▸ Given data:

◇ ◇ ◇ ◇ ◇ ◇ ◇

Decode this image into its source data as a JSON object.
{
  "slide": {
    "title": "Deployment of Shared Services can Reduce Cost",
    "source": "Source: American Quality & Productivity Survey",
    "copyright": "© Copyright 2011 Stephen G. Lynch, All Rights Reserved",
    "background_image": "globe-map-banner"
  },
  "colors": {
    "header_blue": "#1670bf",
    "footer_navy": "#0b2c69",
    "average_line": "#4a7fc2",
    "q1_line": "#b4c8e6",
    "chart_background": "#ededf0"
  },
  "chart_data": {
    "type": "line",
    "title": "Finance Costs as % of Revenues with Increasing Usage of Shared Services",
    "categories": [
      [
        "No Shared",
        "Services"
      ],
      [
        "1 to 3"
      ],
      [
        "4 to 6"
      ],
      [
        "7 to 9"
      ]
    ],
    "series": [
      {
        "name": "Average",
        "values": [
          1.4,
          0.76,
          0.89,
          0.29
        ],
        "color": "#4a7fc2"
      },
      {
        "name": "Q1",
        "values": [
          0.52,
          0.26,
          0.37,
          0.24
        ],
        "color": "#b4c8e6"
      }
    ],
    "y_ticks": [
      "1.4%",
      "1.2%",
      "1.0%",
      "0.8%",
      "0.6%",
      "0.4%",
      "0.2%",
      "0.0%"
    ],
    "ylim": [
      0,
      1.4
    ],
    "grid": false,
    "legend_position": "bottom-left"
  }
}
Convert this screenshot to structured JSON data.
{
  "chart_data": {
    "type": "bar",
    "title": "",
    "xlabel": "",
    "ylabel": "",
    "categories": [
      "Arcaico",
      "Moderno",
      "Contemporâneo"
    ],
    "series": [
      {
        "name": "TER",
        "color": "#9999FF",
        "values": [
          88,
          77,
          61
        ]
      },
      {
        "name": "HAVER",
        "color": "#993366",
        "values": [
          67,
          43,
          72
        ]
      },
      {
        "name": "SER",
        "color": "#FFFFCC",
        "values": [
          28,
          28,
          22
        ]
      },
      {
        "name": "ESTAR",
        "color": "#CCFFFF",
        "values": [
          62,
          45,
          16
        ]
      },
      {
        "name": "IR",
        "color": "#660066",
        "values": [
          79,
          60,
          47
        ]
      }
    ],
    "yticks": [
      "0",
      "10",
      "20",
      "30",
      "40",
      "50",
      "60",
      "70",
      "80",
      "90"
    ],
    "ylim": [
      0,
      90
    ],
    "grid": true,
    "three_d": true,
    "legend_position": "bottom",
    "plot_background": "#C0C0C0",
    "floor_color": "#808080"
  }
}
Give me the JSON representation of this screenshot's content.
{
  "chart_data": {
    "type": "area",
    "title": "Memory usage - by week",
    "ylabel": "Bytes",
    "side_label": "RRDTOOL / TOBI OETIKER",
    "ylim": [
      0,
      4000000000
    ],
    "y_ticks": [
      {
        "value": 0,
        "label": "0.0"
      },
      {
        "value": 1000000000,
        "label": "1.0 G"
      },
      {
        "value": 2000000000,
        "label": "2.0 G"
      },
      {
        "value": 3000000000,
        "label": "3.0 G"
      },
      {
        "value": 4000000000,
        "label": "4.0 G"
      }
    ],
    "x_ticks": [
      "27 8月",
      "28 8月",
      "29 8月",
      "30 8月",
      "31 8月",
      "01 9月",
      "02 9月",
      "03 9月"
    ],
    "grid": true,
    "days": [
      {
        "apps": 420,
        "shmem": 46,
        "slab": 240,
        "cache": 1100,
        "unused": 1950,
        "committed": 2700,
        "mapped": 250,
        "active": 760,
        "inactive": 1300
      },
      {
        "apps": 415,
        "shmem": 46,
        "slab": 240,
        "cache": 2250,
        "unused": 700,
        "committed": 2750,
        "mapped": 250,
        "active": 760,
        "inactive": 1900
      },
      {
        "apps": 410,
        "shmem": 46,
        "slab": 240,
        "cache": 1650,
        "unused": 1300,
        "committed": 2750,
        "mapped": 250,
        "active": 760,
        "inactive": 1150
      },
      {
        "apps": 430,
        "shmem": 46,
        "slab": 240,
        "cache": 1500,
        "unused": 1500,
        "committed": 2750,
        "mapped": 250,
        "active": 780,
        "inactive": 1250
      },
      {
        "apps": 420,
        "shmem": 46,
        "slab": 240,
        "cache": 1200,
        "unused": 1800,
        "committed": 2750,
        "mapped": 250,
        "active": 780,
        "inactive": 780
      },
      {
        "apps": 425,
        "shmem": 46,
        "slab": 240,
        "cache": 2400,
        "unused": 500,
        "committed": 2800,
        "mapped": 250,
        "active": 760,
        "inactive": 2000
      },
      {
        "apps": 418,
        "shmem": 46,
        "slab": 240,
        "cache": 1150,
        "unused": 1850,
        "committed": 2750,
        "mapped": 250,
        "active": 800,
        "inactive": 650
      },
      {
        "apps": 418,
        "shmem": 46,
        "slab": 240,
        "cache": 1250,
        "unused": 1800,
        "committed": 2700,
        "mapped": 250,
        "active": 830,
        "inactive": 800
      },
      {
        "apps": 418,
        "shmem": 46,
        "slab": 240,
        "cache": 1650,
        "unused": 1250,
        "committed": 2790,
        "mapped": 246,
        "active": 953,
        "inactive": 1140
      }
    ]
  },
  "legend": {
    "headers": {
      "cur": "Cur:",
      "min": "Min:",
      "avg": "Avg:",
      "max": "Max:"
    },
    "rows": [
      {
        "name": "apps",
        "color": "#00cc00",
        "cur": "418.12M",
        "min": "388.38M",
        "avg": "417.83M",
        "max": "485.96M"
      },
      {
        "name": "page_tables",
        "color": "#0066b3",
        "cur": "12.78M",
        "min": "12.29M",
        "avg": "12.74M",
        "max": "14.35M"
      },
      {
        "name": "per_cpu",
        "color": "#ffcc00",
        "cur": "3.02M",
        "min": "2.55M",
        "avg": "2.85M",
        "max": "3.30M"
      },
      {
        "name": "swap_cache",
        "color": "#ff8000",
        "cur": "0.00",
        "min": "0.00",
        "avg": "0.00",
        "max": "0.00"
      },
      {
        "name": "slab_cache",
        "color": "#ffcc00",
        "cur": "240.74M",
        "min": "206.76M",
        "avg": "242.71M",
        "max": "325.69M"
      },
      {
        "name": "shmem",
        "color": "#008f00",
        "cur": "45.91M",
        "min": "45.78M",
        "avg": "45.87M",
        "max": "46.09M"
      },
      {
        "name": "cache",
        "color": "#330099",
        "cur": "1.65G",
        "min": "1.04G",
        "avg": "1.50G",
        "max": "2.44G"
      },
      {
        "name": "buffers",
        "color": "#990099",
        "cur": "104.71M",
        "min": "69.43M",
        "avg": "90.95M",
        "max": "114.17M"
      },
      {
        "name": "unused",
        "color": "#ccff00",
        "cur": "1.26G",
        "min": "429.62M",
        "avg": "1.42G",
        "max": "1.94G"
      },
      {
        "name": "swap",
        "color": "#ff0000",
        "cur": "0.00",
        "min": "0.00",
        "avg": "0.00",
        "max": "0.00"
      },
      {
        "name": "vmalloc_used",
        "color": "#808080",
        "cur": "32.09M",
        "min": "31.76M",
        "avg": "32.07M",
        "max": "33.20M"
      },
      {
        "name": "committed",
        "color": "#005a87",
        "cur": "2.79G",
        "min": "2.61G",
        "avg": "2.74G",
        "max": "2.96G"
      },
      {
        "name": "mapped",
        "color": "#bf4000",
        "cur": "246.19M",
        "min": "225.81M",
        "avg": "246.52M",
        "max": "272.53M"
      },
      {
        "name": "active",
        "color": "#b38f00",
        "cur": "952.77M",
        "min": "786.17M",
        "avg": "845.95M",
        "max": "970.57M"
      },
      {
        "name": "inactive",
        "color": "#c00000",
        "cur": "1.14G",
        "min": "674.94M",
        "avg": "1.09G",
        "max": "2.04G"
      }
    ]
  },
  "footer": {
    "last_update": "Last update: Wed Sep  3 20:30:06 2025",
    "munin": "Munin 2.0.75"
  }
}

◇ ◇ ◇ ◇ ◇ ◇ ◇

Keep only those lines of the records that hold "inactive", and return them.

        "inactive": 1300
        "inactive": 1900
        "inactive": 1150
        "inactive": 1250
        "inactive": 780
        "inactive": 2000
        "inactive": 650
        "inactive": 800
        "inactive": 1140
        "name": "inactive",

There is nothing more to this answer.